Material for this exercise:

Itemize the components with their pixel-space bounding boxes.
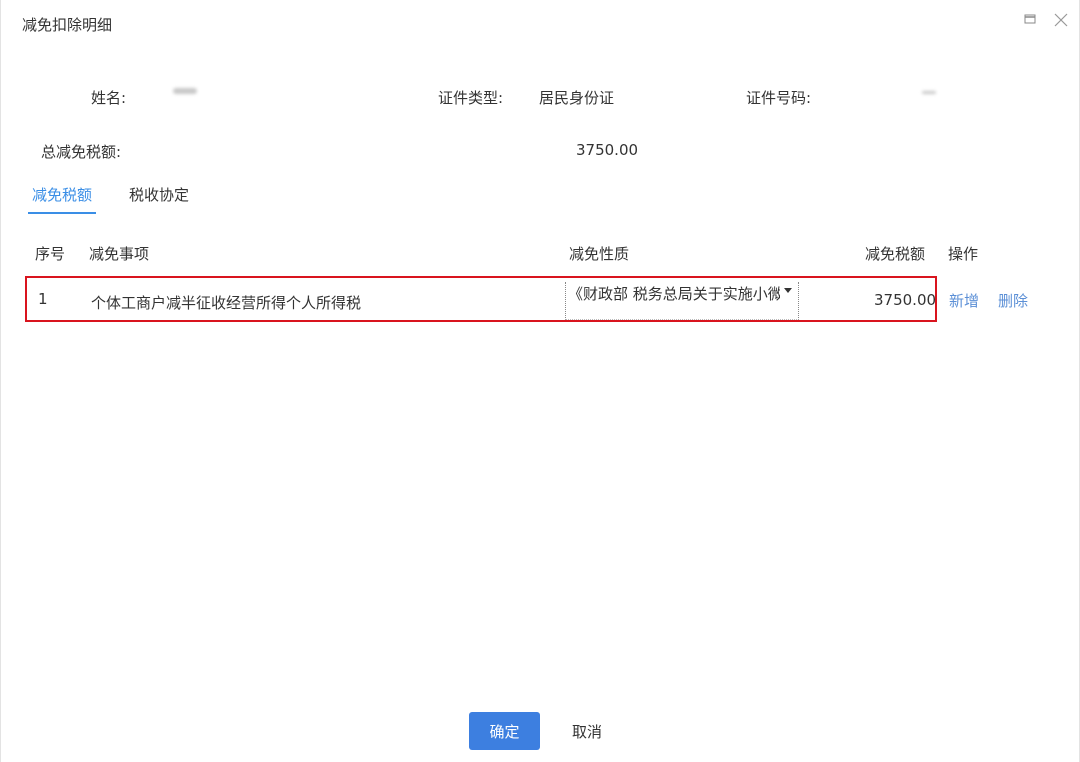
cancel-button[interactable]: 取消 bbox=[555, 712, 619, 750]
header-actions: 操作 bbox=[948, 245, 979, 263]
header-amount: 减免税额 bbox=[865, 245, 926, 263]
total-value: 3750.00 bbox=[576, 141, 639, 159]
row-index: 1 bbox=[38, 290, 48, 308]
header-nature: 减免性质 bbox=[569, 245, 630, 263]
delete-row-link[interactable]: 删除 bbox=[998, 290, 1028, 311]
id-number-label: 证件号码: bbox=[746, 89, 812, 107]
name-label: 姓名: bbox=[91, 89, 127, 107]
total-label: 总减免税额: bbox=[41, 143, 122, 161]
close-icon[interactable] bbox=[1051, 10, 1071, 30]
confirm-button[interactable]: 确定 bbox=[469, 712, 540, 750]
tab-tax-treaty[interactable]: 税收协定 bbox=[129, 184, 189, 212]
name-value-redacted bbox=[173, 88, 197, 94]
header-index: 序号 bbox=[35, 245, 66, 263]
caret-down-icon bbox=[784, 288, 792, 293]
id-type-value: 居民身份证 bbox=[539, 89, 615, 107]
id-number-redacted bbox=[922, 91, 936, 94]
row-amount: 3750.00 bbox=[874, 291, 937, 309]
tab-tax-reduction[interactable]: 减免税额 bbox=[28, 184, 97, 214]
restore-icon[interactable] bbox=[1020, 10, 1040, 30]
header-item: 减免事项 bbox=[89, 245, 150, 263]
id-type-label: 证件类型: bbox=[438, 89, 504, 107]
add-row-link[interactable]: 新增 bbox=[949, 290, 979, 311]
nature-select-value: 《财政部 税务总局关于实施小微企业和个体工商户所得税优惠政策的公告》 bbox=[568, 285, 780, 303]
deduction-detail-dialog: 减免扣除明细 姓名: 证件类型: 居民身份证 证件号码: 总减免税额: 3750… bbox=[0, 0, 1080, 762]
row-item: 个体工商户减半征收经营所得个人所得税 bbox=[91, 294, 362, 312]
nature-select[interactable]: 《财政部 税务总局关于实施小微企业和个体工商户所得税优惠政策的公告》 bbox=[565, 282, 799, 320]
dialog-title: 减免扣除明细 bbox=[22, 16, 113, 34]
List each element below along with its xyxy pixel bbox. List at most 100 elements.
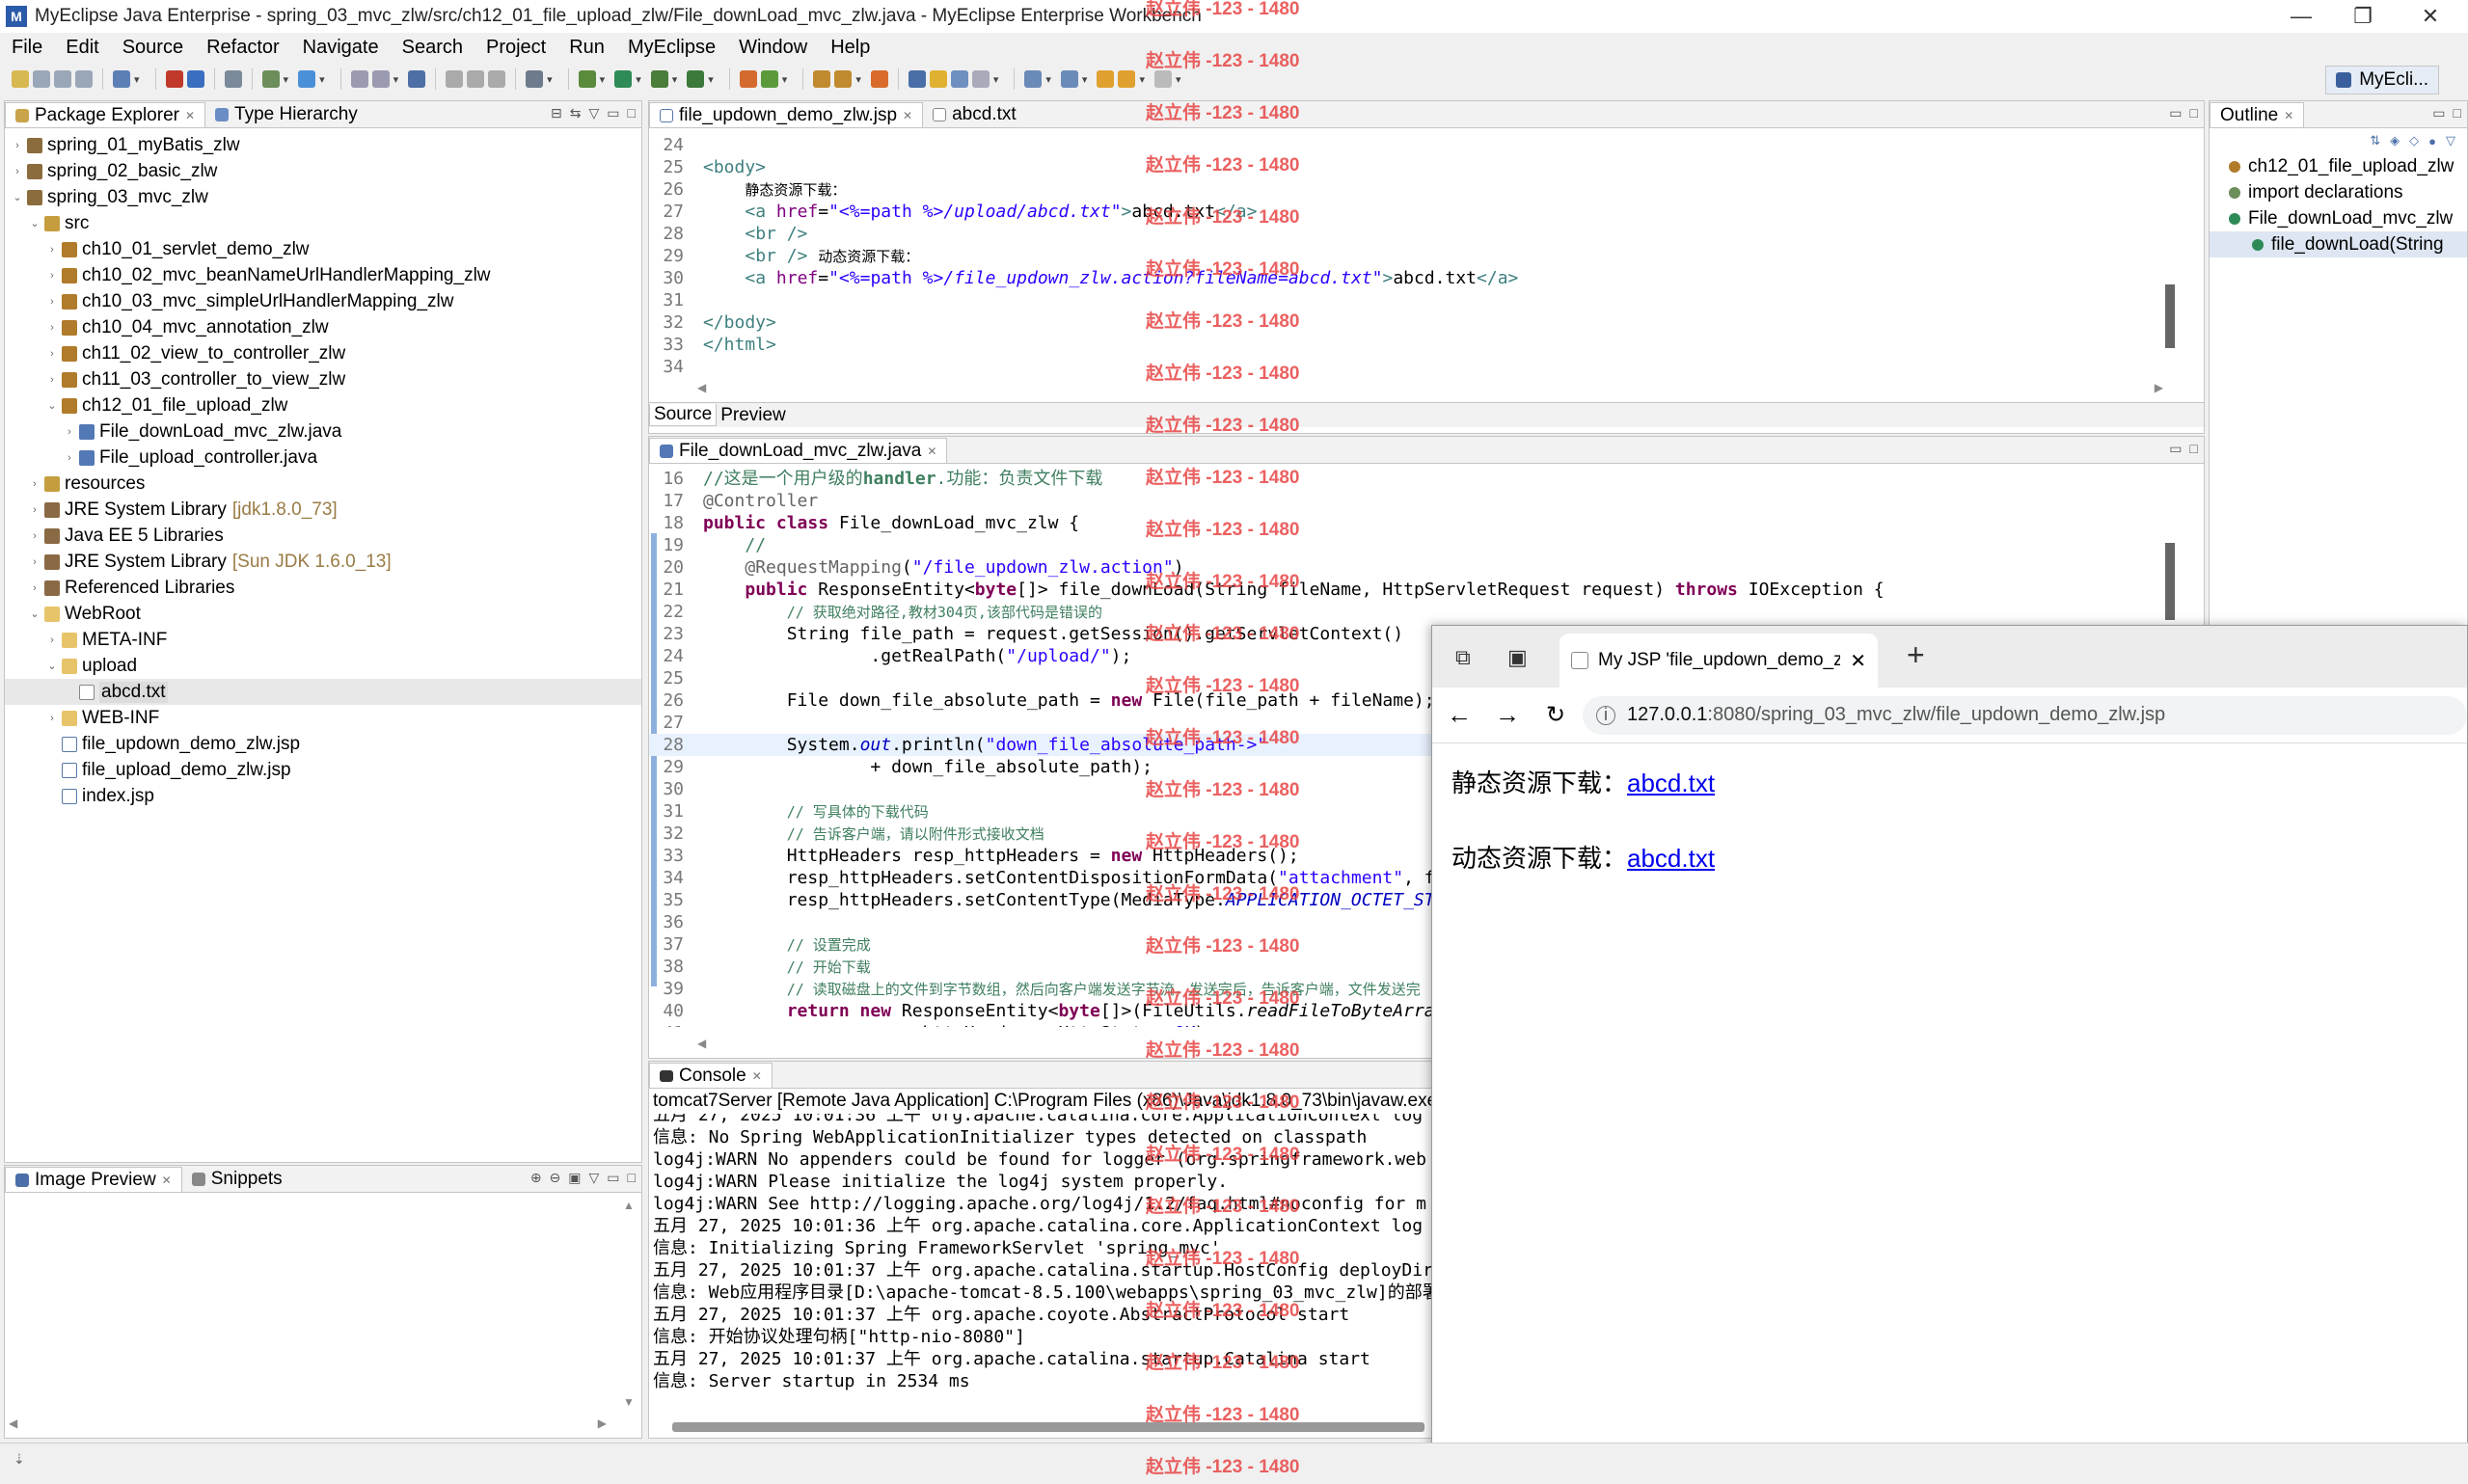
menu-search[interactable]: Search (391, 37, 475, 59)
workspaces-icon[interactable]: ⧉ (1455, 645, 1471, 670)
tab-file-updown-jsp[interactable]: file_updown_demo_zlw.jsp ✕ (649, 102, 924, 127)
vertical-scrollbar[interactable]: ▲ ▼ (620, 1199, 637, 1411)
expand-toggle-icon[interactable]: › (28, 530, 41, 542)
close-tab-icon[interactable]: ✕ (903, 109, 912, 122)
expand-toggle-icon[interactable]: › (45, 270, 59, 282)
code-line[interactable]: 34 (649, 356, 2204, 373)
dynamic-download-link[interactable]: abcd.txt (1627, 844, 1715, 873)
outline-item[interactable]: file_downLoad(String (2210, 231, 2467, 257)
toolbar-button-icon-22[interactable] (760, 70, 778, 88)
maximize-view-icon[interactable]: □ (2190, 105, 2198, 121)
expand-toggle-icon[interactable]: ⌄ (45, 399, 59, 412)
link-editor-icon[interactable]: ⇆ (570, 105, 582, 121)
toolbar-button-icon-17[interactable] (578, 70, 596, 88)
maximize-view-icon[interactable]: □ (628, 1170, 636, 1186)
vertical-scroll-thumb[interactable] (2165, 284, 2175, 348)
tree-item[interactable]: file_updown_demo_zlw.jsp (5, 731, 641, 757)
expand-toggle-icon[interactable]: › (28, 582, 41, 594)
hide-nonpublic-icon[interactable]: ● (2428, 134, 2436, 148)
tab-image-preview[interactable]: Image Preview ✕ (5, 1167, 182, 1192)
horizontal-scrollbar[interactable]: ◀ (697, 1037, 1469, 1050)
tab-file-download-java[interactable]: File_downLoad_mvc_zlw.java ✕ (649, 438, 948, 463)
zoom-out-icon[interactable]: ⊖ (550, 1170, 561, 1186)
close-tab-icon[interactable]: ✕ (752, 1069, 762, 1083)
expand-toggle-icon[interactable]: › (28, 556, 41, 568)
maximize-view-icon[interactable]: □ (2190, 441, 2198, 457)
tab-source[interactable]: Source (649, 404, 718, 426)
code-line[interactable]: 31 (649, 289, 2204, 311)
code-line[interactable]: 33 </html> (649, 334, 2204, 356)
tree-item[interactable]: ⌄ upload (5, 653, 641, 679)
tree-item[interactable]: › resources (5, 471, 641, 497)
hide-static-icon[interactable]: ◇ (2409, 133, 2419, 148)
minimize-view-icon[interactable]: ▭ (2169, 105, 2182, 121)
toolbar-dropdown-icon[interactable]: ▾ (708, 73, 714, 86)
toolbar-button-icon-18[interactable] (614, 70, 633, 88)
toolbar-button-icon-30[interactable] (1024, 70, 1043, 88)
toolbar-dropdown-icon[interactable]: ▾ (547, 73, 553, 86)
tree-item[interactable]: abcd.txt (5, 679, 641, 705)
expand-toggle-icon[interactable]: ⌄ (45, 660, 59, 672)
forward-icon[interactable]: → (1492, 700, 1523, 730)
toolbar-dropdown-icon[interactable]: ▾ (672, 73, 678, 86)
toolbar-button-icon-32[interactable] (1097, 70, 1115, 88)
toolbar-button-icon-2[interactable] (54, 70, 71, 88)
tree-item[interactable]: › File_downLoad_mvc_zlw.java (5, 418, 641, 445)
toolbar-dropdown-icon[interactable]: ▾ (393, 73, 399, 86)
toolbar-dropdown-icon[interactable]: ▾ (600, 73, 606, 86)
toolbar-button-icon-0[interactable] (12, 70, 29, 88)
toolbar-button-icon-27[interactable] (929, 70, 947, 88)
toolbar-button-icon-11[interactable] (371, 70, 390, 88)
tab-preview[interactable]: Preview (717, 405, 790, 426)
toolbar-button-icon-16[interactable] (526, 70, 544, 88)
toolbar-button-icon-19[interactable] (650, 70, 668, 88)
outline-item[interactable]: File_downLoad_mvc_zlw (2210, 205, 2467, 231)
tab-console[interactable]: Console ✕ (649, 1063, 773, 1088)
horizontal-scroll-thumb[interactable] (672, 1422, 1424, 1432)
tree-item[interactable]: › Java EE 5 Libraries (5, 523, 641, 549)
tree-item[interactable]: › WEB-INF (5, 705, 641, 731)
tab-outline[interactable]: Outline ✕ (2210, 102, 2305, 127)
code-line[interactable]: 18 public class File_downLoad_mvc_zlw { (649, 512, 2204, 534)
expand-toggle-icon[interactable]: ⌄ (11, 191, 24, 203)
toolbar-dropdown-icon[interactable]: ▾ (782, 73, 788, 86)
expand-toggle-icon[interactable]: › (63, 452, 76, 464)
code-line[interactable]: 25 <body> (649, 156, 2204, 178)
minimize-view-icon[interactable]: ▭ (2432, 105, 2445, 121)
view-menu-icon[interactable]: ▽ (589, 1170, 600, 1186)
tree-item[interactable]: ⌄ WebRoot (5, 601, 641, 627)
minimize-view-icon[interactable]: ▭ (2169, 441, 2182, 457)
browser-tab[interactable]: My JSP 'file_updown_demo_zlw.js ✕ (1559, 634, 1878, 688)
tree-item[interactable]: › ch10_03_mvc_simpleUrlHandlerMapping_zlw (5, 288, 641, 314)
tab-snippets[interactable]: Snippets (182, 1167, 292, 1192)
back-icon[interactable]: ← (1444, 700, 1475, 730)
code-line[interactable]: 17 @Controller (649, 490, 2204, 512)
expand-toggle-icon[interactable]: › (45, 348, 59, 360)
horizontal-scrollbar[interactable]: ◀ ▶ (9, 1417, 607, 1432)
maximize-button[interactable]: ❐ (2334, 0, 2392, 33)
view-menu-icon[interactable]: ▽ (2446, 133, 2455, 148)
minimize-button[interactable]: — (2272, 0, 2330, 33)
toolbar-button-icon-15[interactable] (488, 70, 506, 88)
menu-refactor[interactable]: Refactor (195, 37, 291, 59)
menu-project[interactable]: Project (475, 37, 557, 59)
toolbar-dropdown-icon[interactable]: ▾ (1045, 73, 1051, 86)
minimize-view-icon[interactable]: ▭ (607, 1170, 619, 1186)
vertical-tabs-icon[interactable]: ▣ (1507, 645, 1528, 670)
toolbar-button-icon-13[interactable] (446, 70, 464, 88)
expand-toggle-icon[interactable]: › (45, 374, 59, 386)
code-line[interactable]: 19 // (649, 534, 2204, 556)
expand-toggle-icon[interactable]: › (45, 322, 59, 334)
menu-window[interactable]: Window (727, 37, 819, 59)
menu-run[interactable]: Run (557, 37, 616, 59)
address-bar[interactable]: i 127.0.0.1:8080/spring_03_mvc_zlw/file_… (1583, 695, 2467, 735)
toolbar-button-icon-10[interactable] (350, 70, 368, 88)
close-window-button[interactable]: ✕ (2401, 0, 2459, 33)
tree-item[interactable]: › META-INF (5, 627, 641, 653)
code-line[interactable]: 29 <br /> 动态资源下载： (649, 245, 2204, 267)
tab-type-hierarchy[interactable]: Type Hierarchy (205, 102, 367, 127)
toolbar-button-icon-4[interactable] (113, 70, 130, 88)
expand-toggle-icon[interactable]: › (11, 140, 24, 151)
tree-item[interactable]: file_upload_demo_zlw.jsp (5, 757, 641, 783)
toolbar-button-icon-6[interactable] (186, 70, 204, 88)
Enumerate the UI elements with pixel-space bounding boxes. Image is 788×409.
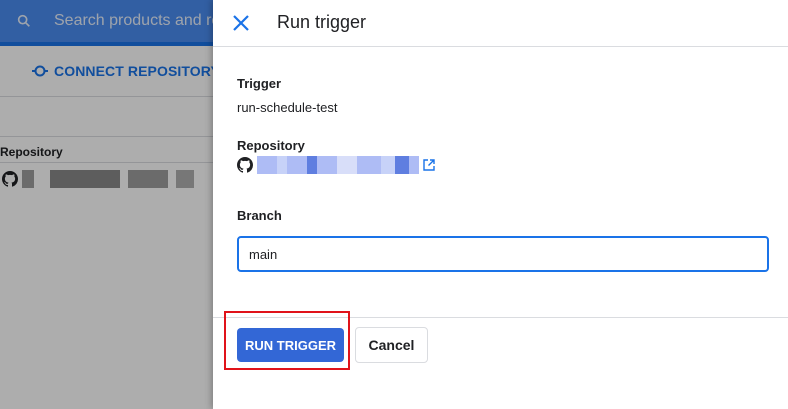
cancel-button[interactable]: Cancel: [355, 327, 428, 363]
drawer-header: Run trigger: [213, 0, 788, 47]
run-trigger-button[interactable]: RUN TRIGGER: [237, 328, 344, 362]
branch-input[interactable]: [237, 236, 769, 272]
branch-label: Branch: [237, 208, 282, 223]
external-link-icon[interactable]: [423, 159, 435, 171]
trigger-label: Trigger: [237, 76, 282, 91]
trigger-value: run-schedule-test: [237, 100, 338, 115]
drawer-title: Run trigger: [277, 12, 367, 32]
github-icon: [237, 157, 253, 173]
run-trigger-drawer: Run trigger Trigger run-schedule-test Re…: [213, 0, 788, 409]
redacted-repository-name: [257, 156, 419, 174]
close-icon[interactable]: [229, 11, 253, 35]
repository-link[interactable]: [237, 156, 435, 174]
repository-label: Repository: [237, 138, 305, 153]
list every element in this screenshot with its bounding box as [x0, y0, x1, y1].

Your task:
Please update the records starting with the line with "menu-search[interactable]: Search (391, 37, 475, 59)" and going on through the line with "code-line[interactable]: 31 (649, 289, 2204, 311)", replacing "expand-toggle-icon" with "disclosure-icon" and leaving everything else unchanged. Give only those lines.

Result for this task:
menu-search[interactable]: Search (391, 37, 475, 59)
workspaces-icon[interactable]: ⧉ (1455, 645, 1471, 670)
tab-file-updown-jsp[interactable]: file_updown_demo_zlw.jsp ✕ (649, 102, 924, 127)
vertical-scrollbar[interactable]: ▲ ▼ (620, 1199, 637, 1411)
disclosure-icon[interactable]: › (28, 530, 41, 542)
close-tab-icon[interactable]: ✕ (903, 109, 912, 122)
disclosure-icon[interactable]: › (45, 270, 59, 282)
code-line[interactable]: 34 (649, 356, 2204, 373)
dynamic-download-link[interactable]: abcd.txt (1627, 844, 1715, 873)
outline-item[interactable]: file_downLoad(String (2210, 231, 2467, 257)
toolbar-button-icon-22[interactable] (760, 70, 778, 88)
maximize-view-icon[interactable]: □ (2190, 105, 2198, 121)
disclosure-icon[interactable]: ⌄ (45, 399, 59, 412)
link-editor-icon[interactable]: ⇆ (570, 105, 582, 121)
toolbar-button-icon-17[interactable] (578, 70, 596, 88)
maximize-view-icon[interactable]: □ (628, 1170, 636, 1186)
vertical-scroll-thumb[interactable] (2165, 284, 2175, 348)
tree-item[interactable]: file_updown_demo_zlw.jsp (5, 731, 641, 757)
disclosure-icon[interactable]: › (28, 582, 41, 594)
hide-nonpublic-icon[interactable]: ● (2428, 134, 2436, 148)
tab-image-preview[interactable]: Image Preview ✕ (5, 1167, 182, 1192)
horizontal-scrollbar[interactable]: ◀ (697, 1037, 1469, 1050)
tab-file-download-java[interactable]: File_downLoad_mvc_zlw.java ✕ (649, 438, 948, 463)
zoom-out-icon[interactable]: ⊖ (550, 1170, 561, 1186)
close-tab-icon[interactable]: ✕ (752, 1069, 762, 1083)
disclosure-icon[interactable]: › (28, 556, 41, 568)
maximize-view-icon[interactable]: □ (2190, 441, 2198, 457)
tab-source[interactable]: Source (649, 404, 718, 426)
code-line[interactable]: 31 (649, 289, 2204, 311)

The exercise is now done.